TEXT SECTION:
Book Review: Remember Death, by Matt McCullough


McCullough, Matthew, Remember Death: The Surprising Path to Living Hope. Crossway, 2019. 183 pages.

Have you ever considered you should encourage your congregation to meditate on death? It may sound strange. Death is the one topic most people (even Christians) try to avoid. But remembering death or “death awareness,” as Matt McCullough calls it, is not a motivation to grab all you can from this life before it’s gone. Rather, it leads to wise living—enjoying life as a good gift while remaining conscious of something better to come.


Our culture has tried, in every conceivable way, to remove our sense of death-awareness. Yet McCullough calls Christians and non-Christians alike to look death squarely in the eye. In Remember Death, McCullough argues that seriously looking at the reality of death allows the “victory of Jesus [to] shine in its proper light” (27).  He writes, “My goal in this book is to help us overcome our detachment from death so that we can enjoy a deeper attachment to Jesus” (49).  Far from being a killjoy in a world he fears is having too much fun, McCullough wants your life to be filled with “resilient joy” which can only be accomplished by honestly facing death (27).

To accomplish this goal, McCullough helps us feel the sting of death so that we will “more consciously . . . feel the gospel’s healing power” (56). What is the sting of death? McCullough answers this question by exploring four problems death poses: Identity (chapter 2)—what death says about who we are; Futility (chapter 3)—what death does to anything we accomplish; Loss (chapter 4)—what death does to anything we love; and Life (chapter 5)—how death robs us of earthly joys.

DATA SHOWN:
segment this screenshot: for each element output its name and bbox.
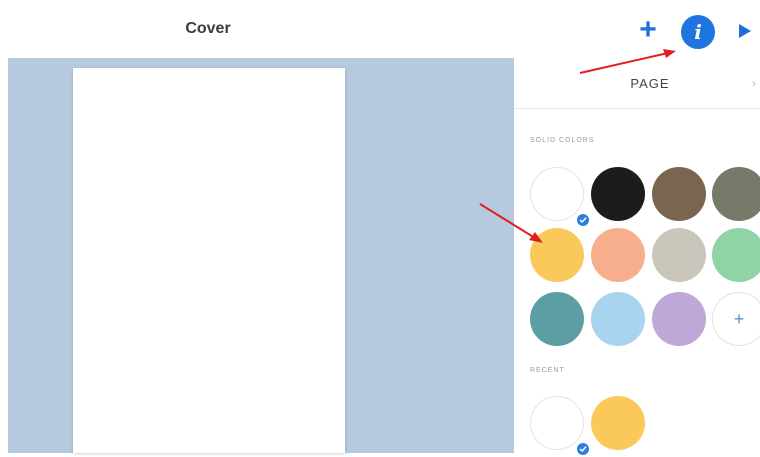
arrow-to-yellow-swatch	[479, 203, 543, 243]
arrow-to-info-icon	[579, 49, 676, 74]
annotation-arrows	[479, 49, 676, 243]
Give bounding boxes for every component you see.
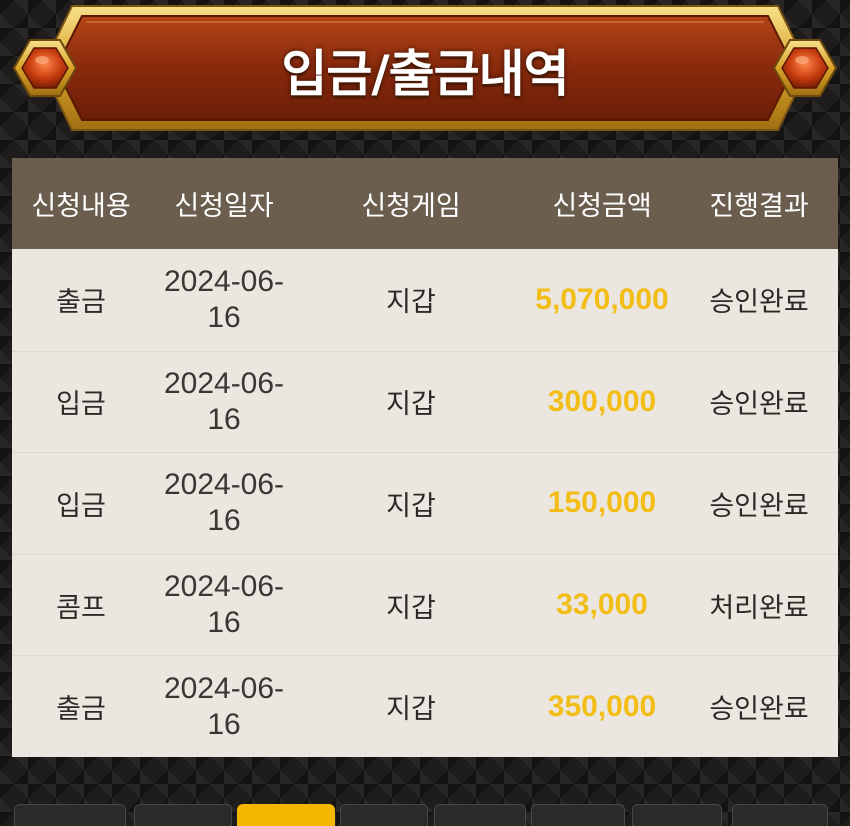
cell-amount: 350,000: [547, 689, 657, 723]
page-title: 입금/출금내역: [281, 45, 569, 103]
page-tab-prev[interactable]: [134, 804, 232, 826]
page-tab-current[interactable]: [237, 804, 335, 826]
column-header-game: 신청게임: [361, 191, 461, 222]
table-body: 출금 2024-06-16 지갑 5,070,000 승인완료 입금 2024-…: [12, 249, 838, 757]
cell-game: 지갑: [386, 389, 436, 421]
cell-game: 지갑: [386, 490, 436, 522]
column-header-status: 진행결과: [709, 191, 809, 222]
page-tab[interactable]: [434, 804, 526, 826]
cell-status: 승인완료: [709, 389, 809, 421]
cell-amount: 5,070,000: [535, 282, 669, 316]
title-banner: 입금/출금내역: [0, 0, 850, 140]
cell-date: 2024-06-16: [163, 264, 285, 334]
page-tab-first[interactable]: [14, 804, 126, 826]
column-header-date: 신청일자: [174, 191, 274, 222]
transaction-history-table: 신청내용 신청일자 신청게임 신청금액 진행결과 출금 2024-06-16 지…: [12, 158, 838, 757]
cell-type: 출금: [56, 287, 106, 319]
table-row: 입금 2024-06-16 지갑 150,000 승인완료: [12, 452, 838, 554]
cell-amount: 150,000: [547, 486, 657, 520]
page-tab[interactable]: [340, 804, 428, 826]
table-row: 콤프 2024-06-16 지갑 33,000 처리완료: [12, 553, 838, 656]
cell-date: 2024-06-16: [163, 468, 285, 538]
cell-type: 입금: [56, 389, 106, 421]
table-row: 출금 2024-06-16 지갑 5,070,000 승인완료: [12, 249, 838, 351]
cell-date: 2024-06-16: [163, 671, 285, 741]
cell-date: 2024-06-16: [163, 366, 285, 436]
cell-status: 처리완료: [709, 592, 809, 624]
page-tab-next-group[interactable]: [632, 804, 722, 826]
cell-game: 지갑: [386, 592, 436, 624]
page-tab-next[interactable]: [531, 804, 625, 826]
cell-type: 출금: [56, 694, 106, 726]
cell-status: 승인완료: [709, 287, 809, 319]
cell-amount: 300,000: [547, 384, 657, 418]
cell-status: 승인완료: [709, 490, 809, 522]
cell-type: 입금: [56, 490, 106, 522]
table-header: 신청내용 신청일자 신청게임 신청금액 진행결과: [12, 158, 838, 249]
table-row: 출금 2024-06-16 지갑 350,000 승인완료: [12, 655, 838, 757]
column-header-amount: 신청금액: [552, 191, 652, 222]
cell-date: 2024-06-16: [163, 570, 285, 640]
cell-type: 콤프: [56, 592, 106, 624]
table-row: 입금 2024-06-16 지갑 300,000 승인완료: [12, 350, 838, 453]
pagination-bar: [0, 804, 850, 826]
cell-game: 지갑: [386, 287, 436, 319]
column-header-type: 신청내용: [31, 191, 131, 222]
cell-amount: 33,000: [556, 588, 648, 622]
cell-game: 지갑: [386, 694, 436, 726]
cell-status: 승인완료: [709, 694, 809, 726]
page-tab-last[interactable]: [732, 804, 828, 826]
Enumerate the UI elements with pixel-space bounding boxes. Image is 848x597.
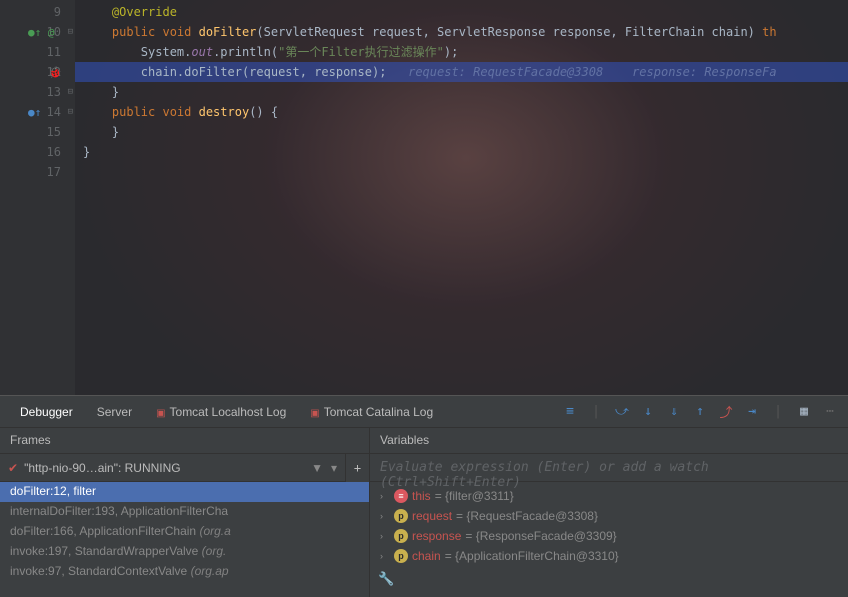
expand-icon[interactable]: › — [380, 551, 390, 561]
variable-row[interactable]: › p request = {RequestFacade@3308} — [370, 506, 848, 526]
code-line[interactable]: } — [75, 122, 848, 142]
variables-header: Variables — [370, 428, 848, 454]
gutter-line[interactable]: 🐞12 — [0, 62, 75, 82]
gutter-line[interactable]: 13⊟ — [0, 82, 75, 102]
this-badge-icon: ≡ — [394, 489, 408, 503]
debug-panels: Frames ✔ "http-nio-90…ain": RUNNING ▼ ▾ … — [0, 428, 848, 597]
tab-server[interactable]: Server — [85, 399, 144, 425]
debug-panel: Debugger Server ▣Tomcat Localhost Log ▣T… — [0, 395, 848, 597]
tab-catalina-log[interactable]: ▣Tomcat Catalina Log — [298, 399, 445, 425]
code-line[interactable]: } — [75, 82, 848, 102]
show-execution-icon[interactable]: ≡ — [562, 404, 578, 420]
gutter-line[interactable]: 11 — [0, 42, 75, 62]
frames-header: Frames — [0, 428, 369, 454]
step-into-icon[interactable]: ↓ — [640, 404, 656, 420]
drop-frame-icon[interactable]: ⤴ — [718, 404, 734, 420]
gutter-line[interactable]: 17 — [0, 162, 75, 182]
frame-item[interactable]: invoke:97, StandardContextValve (org.ap — [0, 562, 369, 582]
settings-icon[interactable]: 🔧 — [378, 572, 394, 587]
code-line[interactable]: @Override — [75, 2, 848, 22]
code-area[interactable]: @Override public void doFilter(ServletRe… — [75, 0, 848, 395]
gutter-line[interactable]: 9 — [0, 2, 75, 22]
fold-icon[interactable]: ⊟ — [68, 87, 73, 97]
dropdown-icon[interactable]: ▾ — [331, 461, 337, 475]
expand-icon[interactable]: › — [380, 531, 390, 541]
tab-localhost-log[interactable]: ▣Tomcat Localhost Log — [144, 399, 298, 425]
gutter: 9 ●↑ @10⊟ 11 🐞12 13⊟ ●↑14⊟ 15 16 17 — [0, 0, 75, 395]
frame-item[interactable]: invoke:197, StandardWrapperValve (org. — [0, 542, 369, 562]
param-badge-icon: p — [394, 509, 408, 523]
watch-input[interactable]: Evaluate expression (Enter) or add a wat… — [370, 454, 848, 482]
evaluate-icon[interactable]: ▦ — [796, 404, 812, 420]
variable-row[interactable]: › ≡ this = {filter@3311} — [370, 486, 848, 506]
variables-panel: Variables Evaluate expression (Enter) or… — [370, 428, 848, 597]
tomcat-icon: ▣ — [156, 408, 165, 419]
code-line[interactable]: System.out.println("第一个Filter执行过滤操作"); — [75, 42, 848, 62]
gutter-line[interactable]: 16 — [0, 142, 75, 162]
fold-icon[interactable]: ⊟ — [68, 27, 73, 37]
run-to-cursor-icon[interactable]: ⇥ — [744, 404, 760, 420]
editor-area: 9 ●↑ @10⊟ 11 🐞12 13⊟ ●↑14⊟ 15 16 17 @Ove… — [0, 0, 848, 395]
add-thread-button[interactable]: + — [345, 454, 369, 482]
expand-icon[interactable]: › — [380, 511, 390, 521]
tab-debugger[interactable]: Debugger — [8, 399, 85, 425]
frame-item[interactable]: internalDoFilter:193, ApplicationFilterC… — [0, 502, 369, 522]
override-icon: ●↑ — [28, 106, 41, 119]
code-line[interactable]: public void destroy() { — [75, 102, 848, 122]
code-line[interactable]: public void doFilter(ServletRequest requ… — [75, 22, 848, 42]
gutter-line[interactable]: ●↑ @10⊟ — [0, 22, 75, 42]
override-icon: ●↑ @ — [28, 26, 55, 39]
frames-panel: Frames ✔ "http-nio-90…ain": RUNNING ▼ ▾ … — [0, 428, 370, 597]
step-out-icon[interactable]: ↑ — [692, 404, 708, 420]
filter-icon[interactable]: ▼ — [311, 461, 323, 475]
force-step-into-icon[interactable]: ⇓ — [666, 404, 682, 420]
frame-item[interactable]: doFilter:12, filter — [0, 482, 369, 502]
breakpoint-icon[interactable]: 🐞 — [48, 66, 62, 79]
check-icon: ✔ — [8, 461, 18, 475]
variable-list: › ≡ this = {filter@3311} › p request = {… — [370, 482, 848, 570]
variable-row[interactable]: › p chain = {ApplicationFilterChain@3310… — [370, 546, 848, 566]
frame-item[interactable]: doFilter:166, ApplicationFilterChain (or… — [0, 522, 369, 542]
gutter-line[interactable]: 15 — [0, 122, 75, 142]
code-line[interactable]: } — [75, 142, 848, 162]
step-over-icon[interactable]: ⤻ — [614, 404, 630, 420]
fold-icon[interactable]: ⊟ — [68, 107, 73, 117]
divider: | — [588, 404, 604, 420]
frame-list: doFilter:12, filter internalDoFilter:193… — [0, 482, 369, 597]
expand-icon[interactable]: › — [380, 491, 390, 501]
tab-bar: Debugger Server ▣Tomcat Localhost Log ▣T… — [0, 396, 848, 428]
debug-toolbar: ≡ | ⤻ ↓ ⇓ ↑ ⤴ ⇥ | ▦ ⋯ — [562, 404, 848, 420]
code-line[interactable] — [75, 162, 848, 182]
more-icon[interactable]: ⋯ — [822, 404, 838, 420]
code-line-current[interactable]: chain.doFilter(request, response); reque… — [75, 62, 848, 82]
param-badge-icon: p — [394, 529, 408, 543]
thread-selector[interactable]: ✔ "http-nio-90…ain": RUNNING ▼ ▾ — [0, 454, 345, 482]
variable-row[interactable]: › p response = {ResponseFacade@3309} — [370, 526, 848, 546]
param-badge-icon: p — [394, 549, 408, 563]
gutter-line[interactable]: ●↑14⊟ — [0, 102, 75, 122]
divider: | — [770, 404, 786, 420]
tomcat-icon: ▣ — [310, 408, 319, 419]
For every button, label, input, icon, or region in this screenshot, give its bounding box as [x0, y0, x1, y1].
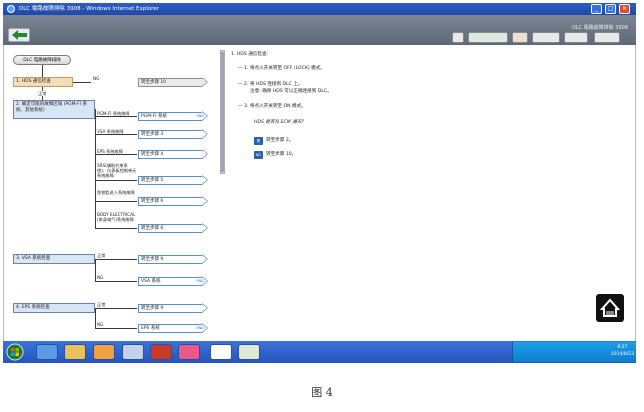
ie-icon	[7, 5, 15, 13]
clock-time: 8:27	[617, 345, 628, 350]
windows-orb-icon	[6, 343, 24, 361]
connector	[95, 308, 96, 328]
step3-ok-label: 正常	[97, 253, 106, 258]
home-icon[interactable]	[452, 32, 464, 43]
step4-box[interactable]: 4. EPS 系统检查	[13, 303, 95, 313]
branch-target-step3[interactable]: 转至步骤 3	[138, 129, 208, 139]
branch-target-step6a[interactable]: 转至步骤 6	[138, 196, 208, 206]
step3-ok-target[interactable]: 转至步骤 9	[138, 254, 208, 264]
connector	[95, 201, 137, 202]
flow-start[interactable]: DLC 电路故障排除	[13, 55, 71, 65]
branch-label: SRS(辅助约束系统)、仪表板控制单元系统故障	[97, 163, 137, 178]
yes-text: 转至步骤 2。	[266, 138, 294, 143]
step1-box[interactable]: 1. HDS 通信检查	[13, 77, 73, 87]
print-icon[interactable]	[564, 32, 588, 43]
start-button[interactable]	[5, 343, 25, 361]
connector	[95, 328, 137, 329]
connector	[95, 134, 137, 135]
detail-question: HDS 是否与 ECM 通讯?	[254, 120, 304, 125]
window-title: DLC 電路故障排除 3908 - Windows Internet Explo…	[19, 6, 159, 12]
branch-target-step6b[interactable]: 转至步骤 6	[138, 223, 208, 233]
maximize-button[interactable]: □	[605, 4, 616, 14]
branch-label: BODY ELECTRICAL (车身电气)系统故障	[97, 212, 136, 222]
detail-note: 注意: 确保 HDS 可以正确连接到 DLC。	[250, 89, 332, 94]
step4-ng-label: NG	[97, 322, 104, 327]
branch-target-step5[interactable]: 转至步骤 5	[138, 175, 208, 185]
connector	[95, 109, 96, 229]
detail-heading: 1. HDS 通信检查:	[231, 52, 269, 57]
connector	[95, 308, 137, 309]
app-taskbar-icon[interactable]	[93, 344, 115, 360]
detail-line: — 1. 将点火开关转至 OFF (LOCK) 模式。	[238, 66, 325, 71]
no-text: 转至步骤 10。	[266, 152, 297, 157]
step2-box[interactable]: 2. 确定可能的故障区域 (PGM-FI 系统、其他系统)	[13, 100, 95, 119]
window-titlebar: DLC 電路故障排除 3908 - Windows Internet Explo…	[3, 3, 636, 15]
close-button[interactable]: ×	[619, 4, 630, 14]
branch-target-pgmfi[interactable]: PGM-FI 系统 END	[138, 111, 208, 121]
connector	[95, 259, 96, 281]
back-arrow-icon	[12, 30, 27, 40]
app3-taskbar-icon[interactable]	[178, 344, 200, 360]
connector	[95, 116, 137, 117]
hds-home-button[interactable]	[596, 294, 624, 322]
pdf-taskbar-icon[interactable]	[150, 344, 172, 360]
connector	[95, 259, 137, 260]
branch-label: 免钥匙进入系统故障	[97, 190, 135, 195]
meter-icon[interactable]	[532, 32, 560, 43]
step4-ok-label: 正常	[97, 302, 106, 307]
excel-taskbar-icon[interactable]	[238, 344, 260, 360]
step1-ng-target[interactable]: 转至步骤 10	[138, 77, 208, 87]
scrollbar-thumb[interactable]	[221, 52, 224, 172]
ie-taskbar-icon[interactable]	[36, 344, 58, 360]
step3-ng-label: NG	[97, 275, 104, 280]
back-button[interactable]	[8, 28, 30, 42]
connector	[95, 228, 137, 229]
step1-ok-label: 正常	[38, 91, 47, 96]
no-button[interactable]: NO	[254, 151, 263, 159]
yes-button[interactable]: 是	[254, 137, 263, 145]
word-taskbar-icon[interactable]	[210, 344, 232, 360]
figure-caption: 图 4	[311, 386, 333, 399]
connector	[95, 154, 137, 155]
minimize-button[interactable]: _	[591, 4, 602, 14]
detail-line: — 3. 将点火开关转至 ON 模式。	[238, 104, 306, 109]
step1-ng-label: NG	[93, 76, 100, 81]
connector	[95, 281, 137, 282]
step4-ng-target[interactable]: EPS 系统 END	[138, 323, 208, 333]
connector	[42, 65, 43, 77]
detail-line: — 2. 将 HDS 连接到 DLC 上。	[238, 82, 303, 87]
tool-icon[interactable]	[512, 32, 528, 43]
step4-ok-target[interactable]: 转至步骤 9	[138, 303, 208, 313]
branch-target-step4[interactable]: 转至步骤 4	[138, 149, 208, 159]
app2-taskbar-icon[interactable]	[122, 344, 144, 360]
step3-box[interactable]: 3. VSA 系统检查	[13, 254, 95, 264]
explorer-taskbar-icon[interactable]	[64, 344, 86, 360]
connector	[73, 82, 91, 83]
house-icon	[599, 298, 621, 317]
car-icon[interactable]	[594, 32, 620, 43]
taskbar-clock[interactable]: 8:27 2014/8/23	[611, 344, 634, 358]
app-title: DLC 電路故障排除 3908	[571, 25, 628, 31]
arrows-icon[interactable]	[468, 32, 508, 43]
clock-date: 2014/8/23	[610, 352, 634, 357]
connector	[95, 180, 137, 181]
step3-ng-target[interactable]: VSA 系统 END	[138, 276, 208, 286]
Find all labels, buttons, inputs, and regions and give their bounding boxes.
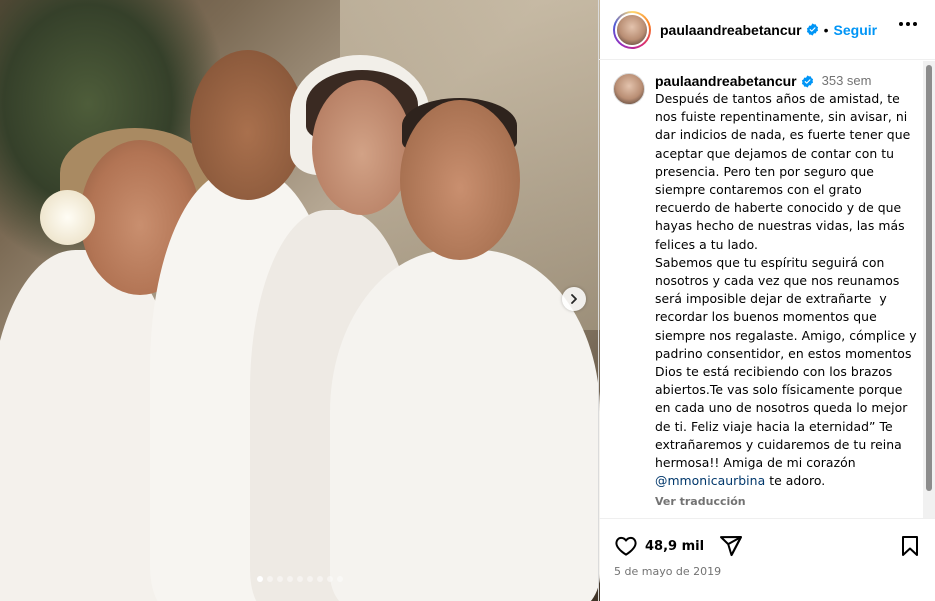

TASKS AND EXERCISES:
A – Can you give the rows as a numbered list, beginning at the row that has "cell-amount: 350,000: [547, 689, 657, 723]" and stopping after the row that has "cell-game: 지갑: [386, 389, 436, 421]", with any blank lines left out?
B – How would the review of Remember Death go on after its last paragraph? Continue it from there.
The book review and the rows come from separate, unrelated sources.

PER-TASK ANSWERS:
A –
1. cell-amount: 350,000: [547, 689, 657, 723]
2. page-title: 입금/출금내역: [281, 45, 569, 103]
3. page-tab-prev[interactable]: [134, 804, 232, 826]
4. page-tab-current[interactable]: [237, 804, 335, 826]
5. column-header-game: 신청게임: [361, 191, 461, 222]
6. table-body: 출금 2024-06-16 지갑 5,070,000 승인완료 입금 2024-…: [12, 249, 838, 757]
7. cell-game: 지갑: [386, 389, 436, 421]

B –
In each of these chapters, McCullough considers the devastating effects of death. Yet, he also shows how, in the death and resurrection of Christ, death is turned on its head. In Christ, each problem death poses is met with a far grander promise. Union with Christ eclipses the problem death poses to our identity. Our eternal purpose rooted in Christ’s resurrection overcomes futility. Eternal life in Christ overshadows the peril of loss. The problem of death is swallowed up by eternal glory. With rich illustrations and insightful commentary on the biblical text, these chapters were a feast for my soul.

McCullough reminds his readers that the Bible never treats death as a foreign place the Christian must fear. Instead, death is the realm which our Savior has already conquered. He entered into death for us and rose again so that we might face life and death with complete confidence. McCullough helps us see that, for the Christian, death is not foreign but familiar. In the death of Christ we have found love, significance, justification, and identity.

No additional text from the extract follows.